▶ _DATA SECTION_:
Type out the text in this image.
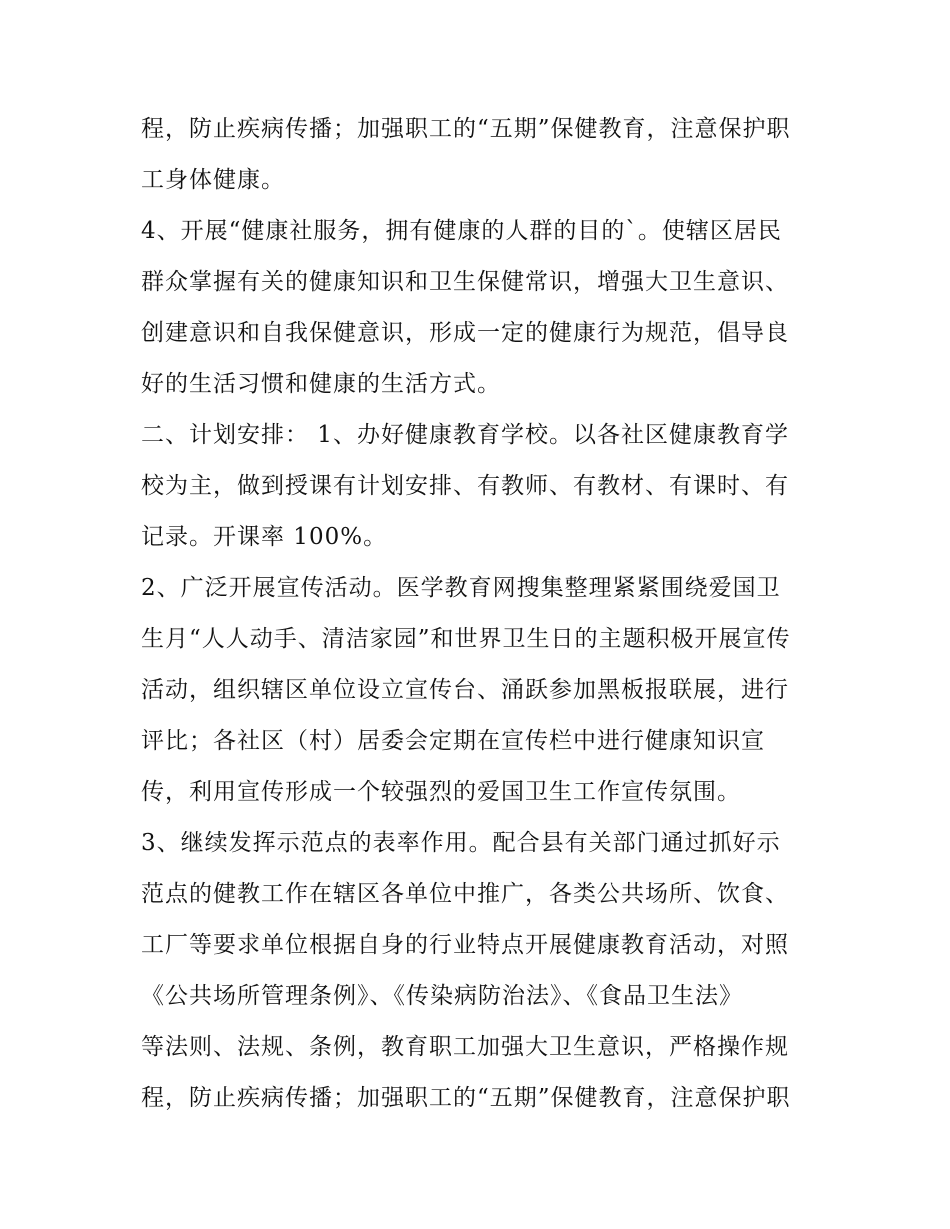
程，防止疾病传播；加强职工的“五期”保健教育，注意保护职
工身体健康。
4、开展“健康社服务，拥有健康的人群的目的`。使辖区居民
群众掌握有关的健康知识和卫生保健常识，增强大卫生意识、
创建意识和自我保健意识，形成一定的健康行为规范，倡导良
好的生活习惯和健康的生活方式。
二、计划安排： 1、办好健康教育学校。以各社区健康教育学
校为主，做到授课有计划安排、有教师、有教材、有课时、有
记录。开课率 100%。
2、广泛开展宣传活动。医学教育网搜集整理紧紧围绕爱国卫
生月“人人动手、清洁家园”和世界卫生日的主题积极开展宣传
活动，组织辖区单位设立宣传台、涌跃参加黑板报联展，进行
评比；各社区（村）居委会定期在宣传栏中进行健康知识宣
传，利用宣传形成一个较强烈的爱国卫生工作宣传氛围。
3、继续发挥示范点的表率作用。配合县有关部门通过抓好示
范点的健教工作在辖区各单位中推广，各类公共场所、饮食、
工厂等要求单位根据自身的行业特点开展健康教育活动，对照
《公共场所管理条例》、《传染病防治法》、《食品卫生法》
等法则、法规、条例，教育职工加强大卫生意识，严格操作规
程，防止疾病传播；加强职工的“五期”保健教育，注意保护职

--

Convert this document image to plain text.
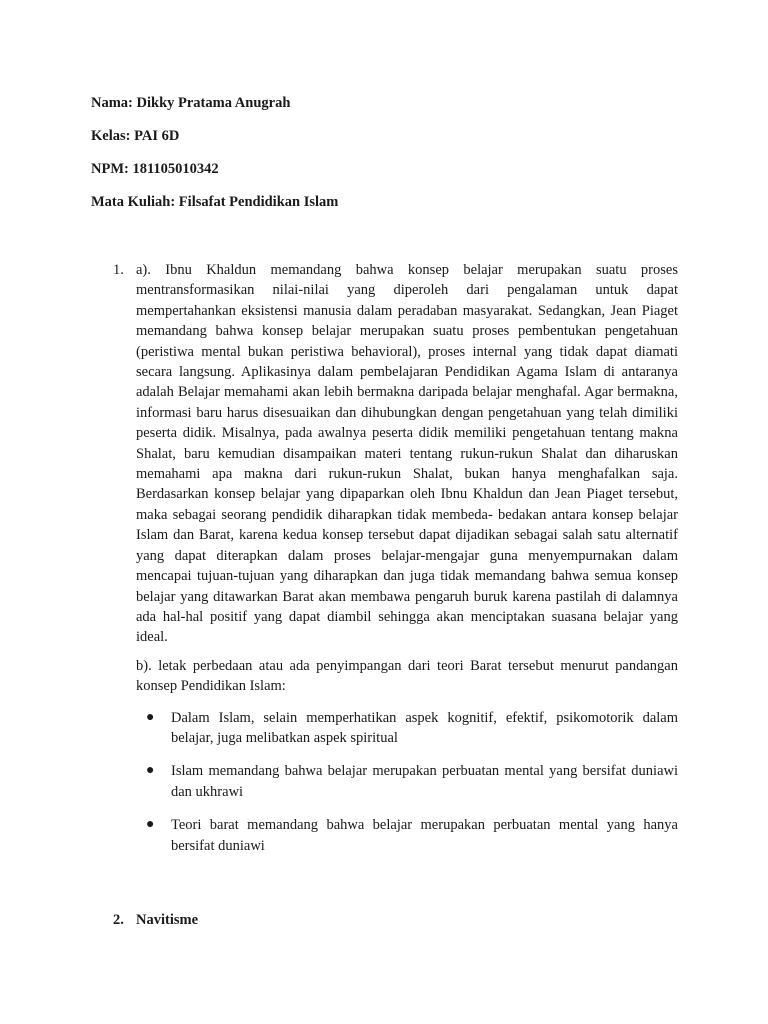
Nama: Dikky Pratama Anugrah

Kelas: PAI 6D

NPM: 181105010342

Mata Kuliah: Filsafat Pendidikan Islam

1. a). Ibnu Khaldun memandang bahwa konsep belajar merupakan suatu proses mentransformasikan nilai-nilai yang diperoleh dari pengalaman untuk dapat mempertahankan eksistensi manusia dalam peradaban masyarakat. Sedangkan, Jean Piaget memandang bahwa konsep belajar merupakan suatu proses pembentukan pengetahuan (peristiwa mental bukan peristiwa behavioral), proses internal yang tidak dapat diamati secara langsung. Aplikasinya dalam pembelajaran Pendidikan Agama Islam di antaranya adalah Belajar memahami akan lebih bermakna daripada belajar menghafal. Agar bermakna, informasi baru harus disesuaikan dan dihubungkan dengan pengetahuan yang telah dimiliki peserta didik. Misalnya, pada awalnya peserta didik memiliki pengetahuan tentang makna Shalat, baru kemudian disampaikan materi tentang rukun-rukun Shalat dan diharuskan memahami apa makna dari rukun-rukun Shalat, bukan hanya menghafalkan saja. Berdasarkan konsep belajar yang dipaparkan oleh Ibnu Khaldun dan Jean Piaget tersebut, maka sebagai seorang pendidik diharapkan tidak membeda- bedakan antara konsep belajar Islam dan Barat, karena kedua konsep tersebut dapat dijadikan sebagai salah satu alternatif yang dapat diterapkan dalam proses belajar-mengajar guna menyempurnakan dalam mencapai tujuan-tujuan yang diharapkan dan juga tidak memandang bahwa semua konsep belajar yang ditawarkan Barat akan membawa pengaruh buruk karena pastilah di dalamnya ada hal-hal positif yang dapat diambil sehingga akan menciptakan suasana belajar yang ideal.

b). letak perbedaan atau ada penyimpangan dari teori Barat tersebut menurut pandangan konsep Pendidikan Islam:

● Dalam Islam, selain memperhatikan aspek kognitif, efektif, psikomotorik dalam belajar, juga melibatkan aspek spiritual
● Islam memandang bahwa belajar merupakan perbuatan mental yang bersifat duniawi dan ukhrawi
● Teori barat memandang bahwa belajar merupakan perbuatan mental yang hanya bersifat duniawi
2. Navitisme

▶ _TASK DIRECTIONS_:
Among the entries above, how many lines include the word "image"? Reply with the number only.

▶ _REPLY TO THE TASK_:
2